● MATERIAL SHOWN
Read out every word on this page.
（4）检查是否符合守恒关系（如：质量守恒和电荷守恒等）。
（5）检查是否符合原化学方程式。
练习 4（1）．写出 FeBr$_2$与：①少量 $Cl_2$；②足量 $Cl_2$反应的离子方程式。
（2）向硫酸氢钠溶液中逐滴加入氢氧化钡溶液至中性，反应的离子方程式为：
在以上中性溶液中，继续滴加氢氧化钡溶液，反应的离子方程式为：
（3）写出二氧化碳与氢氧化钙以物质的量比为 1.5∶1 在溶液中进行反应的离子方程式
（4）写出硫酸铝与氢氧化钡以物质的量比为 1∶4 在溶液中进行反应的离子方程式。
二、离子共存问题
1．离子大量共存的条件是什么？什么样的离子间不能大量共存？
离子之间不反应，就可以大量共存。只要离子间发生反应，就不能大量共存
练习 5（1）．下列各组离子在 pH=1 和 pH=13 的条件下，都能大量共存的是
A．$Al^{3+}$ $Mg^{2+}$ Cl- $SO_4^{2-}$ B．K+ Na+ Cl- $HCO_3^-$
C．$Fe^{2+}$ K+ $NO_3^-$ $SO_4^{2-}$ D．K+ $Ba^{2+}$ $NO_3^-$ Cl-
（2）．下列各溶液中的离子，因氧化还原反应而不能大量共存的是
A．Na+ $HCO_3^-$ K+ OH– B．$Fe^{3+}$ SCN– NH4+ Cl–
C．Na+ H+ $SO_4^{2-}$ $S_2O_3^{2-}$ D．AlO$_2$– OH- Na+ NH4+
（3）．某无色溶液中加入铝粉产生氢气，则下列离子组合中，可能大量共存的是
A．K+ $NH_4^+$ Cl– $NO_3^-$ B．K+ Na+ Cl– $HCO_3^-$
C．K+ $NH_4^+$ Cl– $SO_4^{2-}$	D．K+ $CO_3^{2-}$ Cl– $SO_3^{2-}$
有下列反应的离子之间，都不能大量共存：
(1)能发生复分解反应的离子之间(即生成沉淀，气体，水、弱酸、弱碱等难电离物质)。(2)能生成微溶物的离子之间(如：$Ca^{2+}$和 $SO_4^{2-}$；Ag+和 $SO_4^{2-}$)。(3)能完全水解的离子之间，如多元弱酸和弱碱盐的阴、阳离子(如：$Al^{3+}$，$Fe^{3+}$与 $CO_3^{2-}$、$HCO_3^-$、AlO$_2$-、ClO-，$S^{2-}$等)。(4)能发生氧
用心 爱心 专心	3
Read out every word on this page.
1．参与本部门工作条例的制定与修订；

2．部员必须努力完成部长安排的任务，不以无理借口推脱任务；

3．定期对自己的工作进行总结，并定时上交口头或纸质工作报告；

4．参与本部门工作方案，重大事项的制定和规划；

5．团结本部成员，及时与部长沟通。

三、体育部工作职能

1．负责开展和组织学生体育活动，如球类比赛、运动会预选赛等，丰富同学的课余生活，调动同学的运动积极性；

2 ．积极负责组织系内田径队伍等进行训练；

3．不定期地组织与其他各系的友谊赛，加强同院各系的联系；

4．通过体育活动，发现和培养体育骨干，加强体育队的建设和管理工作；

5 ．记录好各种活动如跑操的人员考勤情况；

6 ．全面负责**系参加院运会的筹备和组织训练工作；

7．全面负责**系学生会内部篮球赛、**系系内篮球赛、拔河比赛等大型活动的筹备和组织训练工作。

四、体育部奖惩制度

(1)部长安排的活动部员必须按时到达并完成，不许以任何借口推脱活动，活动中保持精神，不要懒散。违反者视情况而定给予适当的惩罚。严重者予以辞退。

● YOUR INSTRUCTIONS
Gather all lines from the records above in which "在溶液中进行反应的离子方程式" appears.

● FINAL RESULT
（3）写出二氧化碳与氢氧化钙以物质的量比为 1.5∶1 在溶液中进行反应的离子方程式
（4）写出硫酸铝与氢氧化钡以物质的量比为 1∶4 在溶液中进行反应的离子方程式。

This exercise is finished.